(Figure record extracts)
==*==

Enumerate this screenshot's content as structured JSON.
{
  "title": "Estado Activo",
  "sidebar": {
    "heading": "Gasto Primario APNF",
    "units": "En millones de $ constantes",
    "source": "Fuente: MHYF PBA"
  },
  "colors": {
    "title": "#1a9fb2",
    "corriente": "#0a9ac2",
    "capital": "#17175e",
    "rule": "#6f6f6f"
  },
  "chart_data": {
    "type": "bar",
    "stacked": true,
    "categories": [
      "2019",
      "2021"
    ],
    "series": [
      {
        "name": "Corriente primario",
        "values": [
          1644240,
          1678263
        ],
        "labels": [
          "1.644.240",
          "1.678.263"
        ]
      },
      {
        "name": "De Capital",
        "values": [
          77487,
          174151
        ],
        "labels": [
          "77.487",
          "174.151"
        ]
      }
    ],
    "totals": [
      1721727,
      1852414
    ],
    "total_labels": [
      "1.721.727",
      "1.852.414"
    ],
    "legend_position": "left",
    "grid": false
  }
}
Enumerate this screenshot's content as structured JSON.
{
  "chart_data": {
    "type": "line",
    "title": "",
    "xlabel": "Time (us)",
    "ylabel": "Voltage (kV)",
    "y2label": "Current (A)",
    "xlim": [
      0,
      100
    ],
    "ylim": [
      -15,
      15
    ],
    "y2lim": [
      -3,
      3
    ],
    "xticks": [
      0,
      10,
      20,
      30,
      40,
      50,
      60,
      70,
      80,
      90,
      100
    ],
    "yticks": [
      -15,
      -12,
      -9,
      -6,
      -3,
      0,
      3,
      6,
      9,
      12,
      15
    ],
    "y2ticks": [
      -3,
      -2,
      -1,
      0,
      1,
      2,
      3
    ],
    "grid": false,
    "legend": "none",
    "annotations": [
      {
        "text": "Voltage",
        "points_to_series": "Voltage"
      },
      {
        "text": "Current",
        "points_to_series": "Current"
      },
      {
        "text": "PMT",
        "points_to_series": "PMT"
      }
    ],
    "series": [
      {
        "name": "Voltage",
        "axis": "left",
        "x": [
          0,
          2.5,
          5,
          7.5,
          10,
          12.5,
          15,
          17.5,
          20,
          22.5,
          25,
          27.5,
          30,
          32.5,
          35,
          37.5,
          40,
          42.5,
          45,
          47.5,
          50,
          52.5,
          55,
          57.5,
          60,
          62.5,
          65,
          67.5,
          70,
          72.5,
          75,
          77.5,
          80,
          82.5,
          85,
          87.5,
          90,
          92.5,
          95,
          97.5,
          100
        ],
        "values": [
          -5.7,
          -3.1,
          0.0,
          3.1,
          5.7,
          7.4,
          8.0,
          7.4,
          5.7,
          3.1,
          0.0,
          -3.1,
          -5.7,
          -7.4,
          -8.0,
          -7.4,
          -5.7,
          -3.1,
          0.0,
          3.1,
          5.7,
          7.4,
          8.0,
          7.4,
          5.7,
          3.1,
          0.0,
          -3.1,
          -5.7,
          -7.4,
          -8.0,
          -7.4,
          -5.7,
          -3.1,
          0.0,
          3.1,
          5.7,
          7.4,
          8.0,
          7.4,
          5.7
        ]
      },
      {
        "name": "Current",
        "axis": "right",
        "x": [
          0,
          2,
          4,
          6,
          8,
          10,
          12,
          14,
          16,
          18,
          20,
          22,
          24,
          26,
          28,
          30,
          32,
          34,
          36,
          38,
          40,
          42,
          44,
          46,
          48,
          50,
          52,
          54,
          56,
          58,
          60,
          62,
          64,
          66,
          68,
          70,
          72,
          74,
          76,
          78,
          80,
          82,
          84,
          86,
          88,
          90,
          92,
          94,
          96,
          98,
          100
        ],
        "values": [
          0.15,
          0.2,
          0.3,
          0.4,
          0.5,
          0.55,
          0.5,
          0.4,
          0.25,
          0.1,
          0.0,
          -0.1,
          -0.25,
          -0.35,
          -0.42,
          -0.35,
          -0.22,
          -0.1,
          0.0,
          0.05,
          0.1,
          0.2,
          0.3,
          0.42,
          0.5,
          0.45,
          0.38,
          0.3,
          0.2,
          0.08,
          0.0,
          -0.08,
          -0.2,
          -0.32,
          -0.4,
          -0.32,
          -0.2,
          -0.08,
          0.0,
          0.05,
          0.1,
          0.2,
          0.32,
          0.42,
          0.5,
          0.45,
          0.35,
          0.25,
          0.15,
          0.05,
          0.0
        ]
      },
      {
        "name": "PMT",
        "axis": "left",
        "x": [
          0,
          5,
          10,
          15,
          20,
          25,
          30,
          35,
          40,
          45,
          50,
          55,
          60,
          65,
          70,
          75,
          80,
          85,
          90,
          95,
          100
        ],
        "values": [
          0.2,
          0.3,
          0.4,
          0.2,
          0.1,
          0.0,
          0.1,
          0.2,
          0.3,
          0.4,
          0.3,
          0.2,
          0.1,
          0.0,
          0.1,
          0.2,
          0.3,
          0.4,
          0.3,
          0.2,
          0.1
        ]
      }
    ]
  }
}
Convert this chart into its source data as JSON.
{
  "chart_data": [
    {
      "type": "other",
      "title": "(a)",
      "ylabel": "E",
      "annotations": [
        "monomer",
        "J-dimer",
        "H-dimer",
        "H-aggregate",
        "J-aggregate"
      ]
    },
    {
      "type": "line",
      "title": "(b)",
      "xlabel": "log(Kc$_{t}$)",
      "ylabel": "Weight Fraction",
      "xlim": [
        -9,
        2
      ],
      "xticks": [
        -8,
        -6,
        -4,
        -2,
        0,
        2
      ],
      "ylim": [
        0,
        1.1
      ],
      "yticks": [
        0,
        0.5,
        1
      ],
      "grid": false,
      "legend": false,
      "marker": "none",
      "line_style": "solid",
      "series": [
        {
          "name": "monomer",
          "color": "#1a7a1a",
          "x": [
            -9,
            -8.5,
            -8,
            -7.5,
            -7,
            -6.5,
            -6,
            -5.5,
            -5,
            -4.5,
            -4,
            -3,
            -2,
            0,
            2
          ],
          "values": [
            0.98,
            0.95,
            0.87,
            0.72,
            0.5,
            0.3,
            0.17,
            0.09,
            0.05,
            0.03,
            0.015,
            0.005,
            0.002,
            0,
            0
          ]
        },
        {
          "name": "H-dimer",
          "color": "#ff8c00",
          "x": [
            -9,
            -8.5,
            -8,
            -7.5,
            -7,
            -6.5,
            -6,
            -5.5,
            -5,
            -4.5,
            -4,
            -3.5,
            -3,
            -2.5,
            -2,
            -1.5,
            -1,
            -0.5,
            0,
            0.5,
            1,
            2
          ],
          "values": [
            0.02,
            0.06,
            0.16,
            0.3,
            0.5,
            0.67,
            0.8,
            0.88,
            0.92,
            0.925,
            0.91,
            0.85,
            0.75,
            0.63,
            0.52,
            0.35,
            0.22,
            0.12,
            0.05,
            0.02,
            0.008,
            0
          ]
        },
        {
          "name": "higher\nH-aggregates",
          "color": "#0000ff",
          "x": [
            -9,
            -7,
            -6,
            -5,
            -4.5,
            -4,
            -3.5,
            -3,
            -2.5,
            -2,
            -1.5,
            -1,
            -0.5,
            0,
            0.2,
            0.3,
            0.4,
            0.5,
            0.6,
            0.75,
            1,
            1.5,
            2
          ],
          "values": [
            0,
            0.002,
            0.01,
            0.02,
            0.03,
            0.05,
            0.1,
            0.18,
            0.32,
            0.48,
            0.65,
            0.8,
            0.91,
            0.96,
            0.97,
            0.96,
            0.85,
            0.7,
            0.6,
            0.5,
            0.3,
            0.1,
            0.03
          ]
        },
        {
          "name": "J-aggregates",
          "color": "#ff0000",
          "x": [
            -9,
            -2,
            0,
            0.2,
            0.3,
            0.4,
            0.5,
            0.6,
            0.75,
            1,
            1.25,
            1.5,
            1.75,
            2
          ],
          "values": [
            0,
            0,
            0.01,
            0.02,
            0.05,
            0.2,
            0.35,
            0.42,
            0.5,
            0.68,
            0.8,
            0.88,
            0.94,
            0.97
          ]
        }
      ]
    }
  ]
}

==*==

[THE PROBLEM]
Find all lines holding the string "false" and copy them.

[IN RESPONSE]
    "grid": false
    "grid": false,
      "grid": false,
      "legend": false,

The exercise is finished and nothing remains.